§ **EXTRACT TO READ**
Start of Block

So anyway, right now, I'm able to look in the mirror and say that I'm proud of myself. I'm proud that I took an uncomfortable chance at mingling with society. I'm proud of the work that I've done while I'm there. I'm proud of having met kind people who have done more for me than they'll probably ever realise. I'm even proud of myself for having a controlled snap on my last day, almost like a fuse, where I essentially said, "this is enough abuse; I'm out of here." I had a good cry on the way home, and I just somehow know that this is one of those things that I'll have a good cry about and then move on, instead of the fucked up things that will stay with me for a lifetime. Hell, I might even get a part time job at this rate.
Still, it's not all sunshine and flowers. I wish I got to properly say goodbye to the cats, and I even promised Ben Ben extra treats the day I left, and I never got to fulfil that promise. Even though I didn't do it out of expectation of reciprocation, I'm still nonetheless deeply hurt by the fact that none of the other volunteers reached out to me to ask if I'm okay, when I reached out to someone else that got "fired" like me prior. But most of all perhaps is the fact that, throughout every phase of my life, I've been met with either people clearly not right in the head, or just people hostile towards me for no reason I can discern. Having met with yet another unpleasant person and experience at this volunteer gig has really discouraged me from wanting to put myself out there again. Again, this is not something I can really explain at all, but I just get this feeling that so, so many people in society are down with some sort of illness of the mind, and it's something that feels manufacturered and baked into our lifestyles and expectations. I know I did my best. I know I did good work. I know I wasn't causing problems for anyone. I know I was amicible. And yet, I'm "fired" anyway, with nothing to show for it. There'll forever be a part of me that begrudges the fact that I'm the one on medications to adjust to this sick world, and not the other way around. It's an arrogance I've had for a very long time now, and I don't super know where it came from. I just "know" I'm in the right. I "know" I'm the only sane person in a room full of insane people. But if I'm the only sane person in the room, then does that make me the sane one, or the insane one?
I'm writing all this in hopes that this counts as "processing" a feeling and event, and that my brain will henceforth let this go and not instead make me pursue more extreme avenues.

End of Block

§ **ACTIONS TO TAKE**
**1.** In the passage about leaving a volunteer position, what had the writer promised Ben Ben on the day of leaving?
**2.** Summarize the passage about leaving a volunteer position in two sentences.

§ **DATA PROVIDED**
Start of Block

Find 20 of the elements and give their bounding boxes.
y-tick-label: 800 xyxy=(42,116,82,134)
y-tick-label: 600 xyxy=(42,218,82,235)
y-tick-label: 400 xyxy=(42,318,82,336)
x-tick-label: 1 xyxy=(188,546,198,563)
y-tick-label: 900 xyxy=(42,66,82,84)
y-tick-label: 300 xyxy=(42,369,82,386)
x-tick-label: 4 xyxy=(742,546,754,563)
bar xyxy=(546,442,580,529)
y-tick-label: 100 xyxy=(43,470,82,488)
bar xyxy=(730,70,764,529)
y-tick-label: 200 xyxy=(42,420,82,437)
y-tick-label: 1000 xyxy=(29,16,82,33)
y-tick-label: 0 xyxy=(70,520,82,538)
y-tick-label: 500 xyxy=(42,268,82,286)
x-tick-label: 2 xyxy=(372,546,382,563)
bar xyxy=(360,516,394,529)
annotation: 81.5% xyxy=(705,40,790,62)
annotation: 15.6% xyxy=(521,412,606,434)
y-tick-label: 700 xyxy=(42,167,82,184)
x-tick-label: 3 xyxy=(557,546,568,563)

End of Block

§ **ANSWERS IN ORDER**
**1.** Extra treats.

**2.** The writer feels proud of having taken an uncomfortable chance at mingling with society, of the work done, of the kind people met, and even of the controlled snap on the last day that ended the abuse. Still, the writer is hurt by not properly saying goodbye to the cats and by no other volunteer reaching out, feels discouraged from putting themselves out there again after being "fired" despite doing good work, and writes in the hope of processing the event and letting it go.